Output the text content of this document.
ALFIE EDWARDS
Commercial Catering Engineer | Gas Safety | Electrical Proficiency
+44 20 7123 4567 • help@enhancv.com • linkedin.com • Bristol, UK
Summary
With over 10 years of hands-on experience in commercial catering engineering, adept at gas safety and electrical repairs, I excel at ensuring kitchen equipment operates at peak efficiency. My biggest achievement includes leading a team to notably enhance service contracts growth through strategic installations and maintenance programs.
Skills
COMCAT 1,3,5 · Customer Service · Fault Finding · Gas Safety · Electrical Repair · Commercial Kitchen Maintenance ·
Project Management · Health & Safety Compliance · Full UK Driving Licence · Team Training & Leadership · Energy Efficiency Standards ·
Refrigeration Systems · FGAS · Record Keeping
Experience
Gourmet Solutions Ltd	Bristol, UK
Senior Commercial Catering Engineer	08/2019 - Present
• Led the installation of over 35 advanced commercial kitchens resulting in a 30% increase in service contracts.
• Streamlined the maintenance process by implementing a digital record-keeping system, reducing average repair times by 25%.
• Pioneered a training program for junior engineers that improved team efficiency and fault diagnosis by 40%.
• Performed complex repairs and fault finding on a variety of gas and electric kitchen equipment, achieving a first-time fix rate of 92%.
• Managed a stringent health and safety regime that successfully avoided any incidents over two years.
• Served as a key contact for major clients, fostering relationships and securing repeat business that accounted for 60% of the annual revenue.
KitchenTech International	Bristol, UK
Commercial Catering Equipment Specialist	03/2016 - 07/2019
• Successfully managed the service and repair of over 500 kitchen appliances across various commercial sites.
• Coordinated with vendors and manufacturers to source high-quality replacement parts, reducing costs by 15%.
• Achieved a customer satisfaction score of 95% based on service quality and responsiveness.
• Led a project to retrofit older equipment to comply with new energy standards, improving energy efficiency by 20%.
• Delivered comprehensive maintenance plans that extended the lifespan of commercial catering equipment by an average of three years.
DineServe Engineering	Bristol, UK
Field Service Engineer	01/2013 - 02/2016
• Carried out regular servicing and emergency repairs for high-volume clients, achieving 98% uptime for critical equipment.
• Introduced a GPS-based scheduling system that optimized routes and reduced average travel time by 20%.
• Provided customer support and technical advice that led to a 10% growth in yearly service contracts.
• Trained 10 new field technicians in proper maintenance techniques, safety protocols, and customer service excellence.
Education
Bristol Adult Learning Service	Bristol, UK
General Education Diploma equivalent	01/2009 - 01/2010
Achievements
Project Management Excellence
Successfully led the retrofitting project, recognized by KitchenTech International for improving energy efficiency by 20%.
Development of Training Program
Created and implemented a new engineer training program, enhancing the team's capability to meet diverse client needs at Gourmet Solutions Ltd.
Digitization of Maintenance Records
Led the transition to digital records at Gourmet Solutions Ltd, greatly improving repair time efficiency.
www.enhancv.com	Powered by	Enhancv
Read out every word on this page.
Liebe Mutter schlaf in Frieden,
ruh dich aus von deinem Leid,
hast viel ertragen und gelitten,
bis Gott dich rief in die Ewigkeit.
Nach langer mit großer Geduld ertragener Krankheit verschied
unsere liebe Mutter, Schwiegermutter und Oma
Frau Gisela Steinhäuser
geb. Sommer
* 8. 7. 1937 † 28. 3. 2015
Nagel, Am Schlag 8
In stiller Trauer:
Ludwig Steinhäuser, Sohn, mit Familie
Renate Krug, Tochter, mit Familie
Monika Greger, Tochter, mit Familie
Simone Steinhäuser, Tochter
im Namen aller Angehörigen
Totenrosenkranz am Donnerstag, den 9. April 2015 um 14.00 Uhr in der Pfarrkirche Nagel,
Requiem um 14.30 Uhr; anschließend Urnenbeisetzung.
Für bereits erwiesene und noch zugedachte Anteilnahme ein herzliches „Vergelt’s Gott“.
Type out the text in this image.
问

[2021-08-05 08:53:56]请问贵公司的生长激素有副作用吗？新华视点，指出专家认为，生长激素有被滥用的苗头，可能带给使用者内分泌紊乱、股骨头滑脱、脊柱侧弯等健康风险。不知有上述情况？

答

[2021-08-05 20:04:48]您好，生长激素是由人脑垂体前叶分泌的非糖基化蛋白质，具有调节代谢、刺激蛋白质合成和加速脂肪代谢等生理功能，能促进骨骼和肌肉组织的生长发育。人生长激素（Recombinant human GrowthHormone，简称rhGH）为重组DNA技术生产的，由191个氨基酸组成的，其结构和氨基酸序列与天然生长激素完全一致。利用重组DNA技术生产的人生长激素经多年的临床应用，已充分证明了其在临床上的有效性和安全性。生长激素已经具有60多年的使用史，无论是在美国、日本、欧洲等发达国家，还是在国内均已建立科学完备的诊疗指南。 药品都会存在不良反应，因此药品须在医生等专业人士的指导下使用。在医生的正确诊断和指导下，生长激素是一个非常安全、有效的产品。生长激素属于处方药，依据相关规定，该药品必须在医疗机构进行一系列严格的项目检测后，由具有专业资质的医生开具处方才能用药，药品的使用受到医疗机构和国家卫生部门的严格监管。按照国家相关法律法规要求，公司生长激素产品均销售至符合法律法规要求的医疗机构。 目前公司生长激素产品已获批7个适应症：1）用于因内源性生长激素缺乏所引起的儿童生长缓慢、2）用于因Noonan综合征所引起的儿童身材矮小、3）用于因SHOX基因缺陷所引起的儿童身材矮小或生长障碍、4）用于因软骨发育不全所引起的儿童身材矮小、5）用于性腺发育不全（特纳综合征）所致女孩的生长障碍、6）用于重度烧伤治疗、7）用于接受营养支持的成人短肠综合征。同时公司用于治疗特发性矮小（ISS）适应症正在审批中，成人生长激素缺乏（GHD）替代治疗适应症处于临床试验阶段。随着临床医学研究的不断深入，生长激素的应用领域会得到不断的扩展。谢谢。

※

§ **WHAT NEEDS TO BE DONE**:
Print back all the lines verbatim.

§ **TASK OUTPUT**:
Output the text content of this document.
ALFIE EDWARDS
Commercial Catering Engineer | Gas Safety | Electrical Proficiency
+44 20 7123 4567 • help@enhancv.com • linkedin.com • Bristol, UK
Summary
With over 10 years of hands-on experience in commercial catering engineering, adept at gas safety and electrical repairs, I excel at ensuring kitchen equipment operates at peak efficiency. My biggest achievement includes leading a team to notably enhance service contracts growth through strategic installations and maintenance programs.
Skills
COMCAT 1,3,5 · Customer Service · Fault Finding · Gas Safety · Electrical Repair · Commercial Kitchen Maintenance ·
Project Management · Health & Safety Compliance · Full UK Driving Licence · Team Training & Leadership · Energy Efficiency Standards ·
Refrigeration Systems · FGAS · Record Keeping
Experience
Gourmet Solutions Ltd	Bristol, UK
Senior Commercial Catering Engineer	08/2019 - Present
• Led the installation of over 35 advanced commercial kitchens resulting in a 30% increase in service contracts.
• Streamlined the maintenance process by implementing a digital record-keeping system, reducing average repair times by 25%.
• Pioneered a training program for junior engineers that improved team efficiency and fault diagnosis by 40%.
• Performed complex repairs and fault finding on a variety of gas and electric kitchen equipment, achieving a first-time fix rate of 92%.
• Managed a stringent health and safety regime that successfully avoided any incidents over two years.
• Served as a key contact for major clients, fostering relationships and securing repeat business that accounted for 60% of the annual revenue.
KitchenTech International	Bristol, UK
Commercial Catering Equipment Specialist	03/2016 - 07/2019
• Successfully managed the service and repair of over 500 kitchen appliances across various commercial sites.
• Coordinated with vendors and manufacturers to source high-quality replacement parts, reducing costs by 15%.
• Achieved a customer satisfaction score of 95% based on service quality and responsiveness.
• Led a project to retrofit older equipment to comply with new energy standards, improving energy efficiency by 20%.
• Delivered comprehensive maintenance plans that extended the lifespan of commercial catering equipment by an average of three years.
DineServe Engineering	Bristol, UK
Field Service Engineer	01/2013 - 02/2016
• Carried out regular servicing and emergency repairs for high-volume clients, achieving 98% uptime for critical equipment.
• Introduced a GPS-based scheduling system that optimized routes and reduced average travel time by 20%.
• Provided customer support and technical advice that led to a 10% growth in yearly service contracts.
• Trained 10 new field technicians in proper maintenance techniques, safety protocols, and customer service excellence.
Education
Bristol Adult Learning Service	Bristol, UK
General Education Diploma equivalent	01/2009 - 01/2010
Achievements
Project Management Excellence
Successfully led the retrofitting project, recognized by KitchenTech International for improving energy efficiency by 20%.
Development of Training Program
Created and implemented a new engineer training program, enhancing the team's capability to meet diverse client needs at Gourmet Solutions Ltd.
Digitization of Maintenance Records
Led the transition to digital records at Gourmet Solutions Ltd, greatly improving repair time efficiency.
www.enhancv.com	Powered by	Enhancv
Read out every word on this page.
Liebe Mutter schlaf in Frieden,
ruh dich aus von deinem Leid,
hast viel ertragen und gelitten,
bis Gott dich rief in die Ewigkeit.
Nach langer mit großer Geduld ertragener Krankheit verschied
unsere liebe Mutter, Schwiegermutter und Oma
Frau Gisela Steinhäuser
geb. Sommer
* 8. 7. 1937 † 28. 3. 2015
Nagel, Am Schlag 8
In stiller Trauer:
Ludwig Steinhäuser, Sohn, mit Familie
Renate Krug, Tochter, mit Familie
Monika Greger, Tochter, mit Familie
Simone Steinhäuser, Tochter
im Namen aller Angehörigen
Totenrosenkranz am Donnerstag, den 9. April 2015 um 14.00 Uhr in der Pfarrkirche Nagel,
Requiem um 14.30 Uhr; anschließend Urnenbeisetzung.
Für bereits erwiesene und noch zugedachte Anteilnahme ein herzliches „Vergelt’s Gott“.
Type out the text in this image.
问

[2021-08-05 08:53:56]请问贵公司的生长激素有副作用吗？新华视点，指出专家认为，生长激素有被滥用的苗头，可能带给使用者内分泌紊乱、股骨头滑脱、脊柱侧弯等健康风险。不知有上述情况？

答

[2021-08-05 20:04:48]您好，生长激素是由人脑垂体前叶分泌的非糖基化蛋白质，具有调节代谢、刺激蛋白质合成和加速脂肪代谢等生理功能，能促进骨骼和肌肉组织的生长发育。人生长激素（Recombinant human GrowthHormone，简称rhGH）为重组DNA技术生产的，由191个氨基酸组成的，其结构和氨基酸序列与天然生长激素完全一致。利用重组DNA技术生产的人生长激素经多年的临床应用，已充分证明了其在临床上的有效性和安全性。生长激素已经具有60多年的使用史，无论是在美国、日本、欧洲等发达国家，还是在国内均已建立科学完备的诊疗指南。 药品都会存在不良反应，因此药品须在医生等专业人士的指导下使用。在医生的正确诊断和指导下，生长激素是一个非常安全、有效的产品。生长激素属于处方药，依据相关规定，该药品必须在医疗机构进行一系列严格的项目检测后，由具有专业资质的医生开具处方才能用药，药品的使用受到医疗机构和国家卫生部门的严格监管。按照国家相关法律法规要求，公司生长激素产品均销售至符合法律法规要求的医疗机构。 目前公司生长激素产品已获批7个适应症：1）用于因内源性生长激素缺乏所引起的儿童生长缓慢、2）用于因Noonan综合征所引起的儿童身材矮小、3）用于因SHOX基因缺陷所引起的儿童身材矮小或生长障碍、4）用于因软骨发育不全所引起的儿童身材矮小、5）用于性腺发育不全（特纳综合征）所致女孩的生长障碍、6）用于重度烧伤治疗、7）用于接受营养支持的成人短肠综合征。同时公司用于治疗特发性矮小（ISS）适应症正在审批中，成人生长激素缺乏（GHD）替代治疗适应症处于临床试验阶段。随着临床医学研究的不断深入，生长激素的应用领域会得到不断的扩展。谢谢。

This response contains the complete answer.